Data excerpts
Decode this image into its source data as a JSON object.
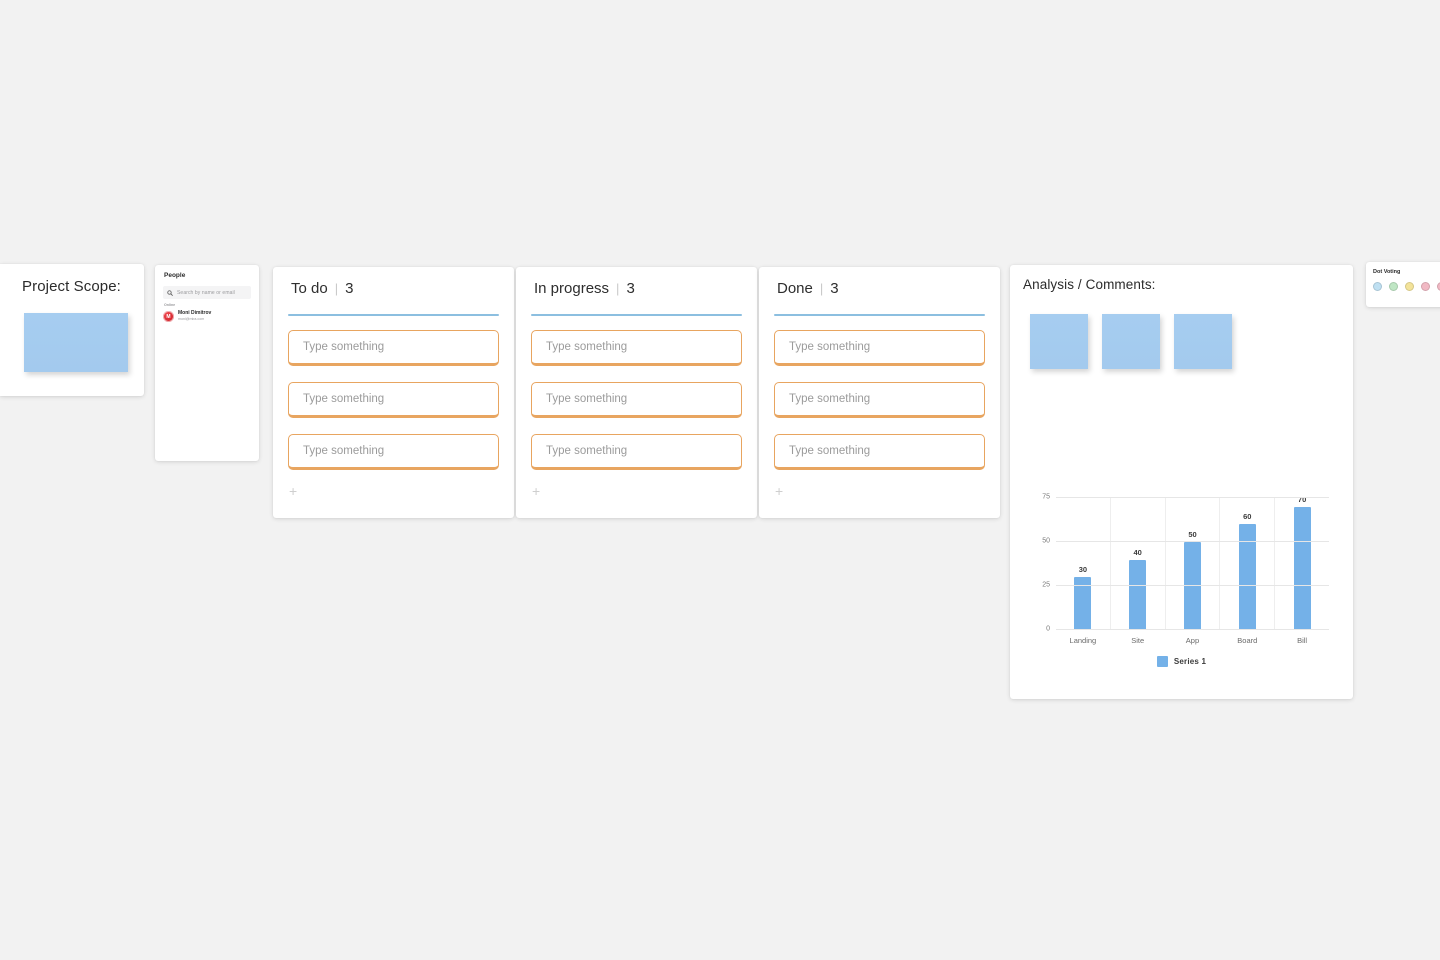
{
  "project_scope": {
    "title": "Project Scope:",
    "sticky_color": "#a6cdf0"
  },
  "people": {
    "title": "People",
    "search_placeholder": "Search by name or email",
    "search_value": "",
    "group_label": "Online",
    "members": [
      {
        "initial": "M",
        "name": "Moni Dimitrov",
        "email": "moni@mira.com",
        "avatar_color": "#d3262e"
      }
    ]
  },
  "board": {
    "columns": [
      {
        "title": "To do",
        "separator": "|",
        "count": "3",
        "add_label": "+",
        "cards": [
          {
            "placeholder": "Type something",
            "value": ""
          },
          {
            "placeholder": "Type something",
            "value": ""
          },
          {
            "placeholder": "Type something",
            "value": ""
          }
        ]
      },
      {
        "title": "In progress",
        "separator": "|",
        "count": "3",
        "add_label": "+",
        "cards": [
          {
            "placeholder": "Type something",
            "value": ""
          },
          {
            "placeholder": "Type something",
            "value": ""
          },
          {
            "placeholder": "Type something",
            "value": ""
          }
        ]
      },
      {
        "title": "Done",
        "separator": "|",
        "count": "3",
        "add_label": "+",
        "cards": [
          {
            "placeholder": "Type something",
            "value": ""
          },
          {
            "placeholder": "Type something",
            "value": ""
          },
          {
            "placeholder": "Type something",
            "value": ""
          }
        ]
      }
    ],
    "accent_rule_color": "#8cbfe0",
    "card_border_color": "#e8a560"
  },
  "analysis": {
    "title": "Analysis / Comments:",
    "stickies": [
      {
        "color": "#a6cdf0"
      },
      {
        "color": "#a6cdf0"
      },
      {
        "color": "#a6cdf0"
      }
    ]
  },
  "dot_voting": {
    "title": "Dot Voting",
    "dots": [
      {
        "name": "blue",
        "color": "#bfe0f2"
      },
      {
        "name": "green",
        "color": "#bfe6c4"
      },
      {
        "name": "yellow",
        "color": "#f3e39a"
      },
      {
        "name": "pink",
        "color": "#f1b9c4"
      },
      {
        "name": "pink-2",
        "color": "#f1b9c4"
      }
    ]
  },
  "chart_data": {
    "type": "bar",
    "title": "",
    "categories": [
      "Landing",
      "Site",
      "App",
      "Board",
      "Bill"
    ],
    "values": [
      30,
      40,
      50,
      60,
      70
    ],
    "series": [
      {
        "name": "Series 1",
        "values": [
          30,
          40,
          50,
          60,
          70
        ],
        "color": "#74b1e8"
      }
    ],
    "data_labels": [
      "30",
      "40",
      "50",
      "60",
      "70"
    ],
    "xlabel": "",
    "ylabel": "",
    "ylim": [
      0,
      75
    ],
    "yticks": [
      0,
      25,
      50,
      75
    ],
    "ytick_labels": [
      "0",
      "25",
      "50",
      "75"
    ],
    "grid": true,
    "legend_position": "bottom",
    "legend": [
      "Series 1"
    ]
  }
}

Instructions for the task
Identify the lines of the entries containing the string "email". Copy each such line.

Answer for the task
    "search_placeholder": "Search by name or email",
        "email": "moni@mira.com",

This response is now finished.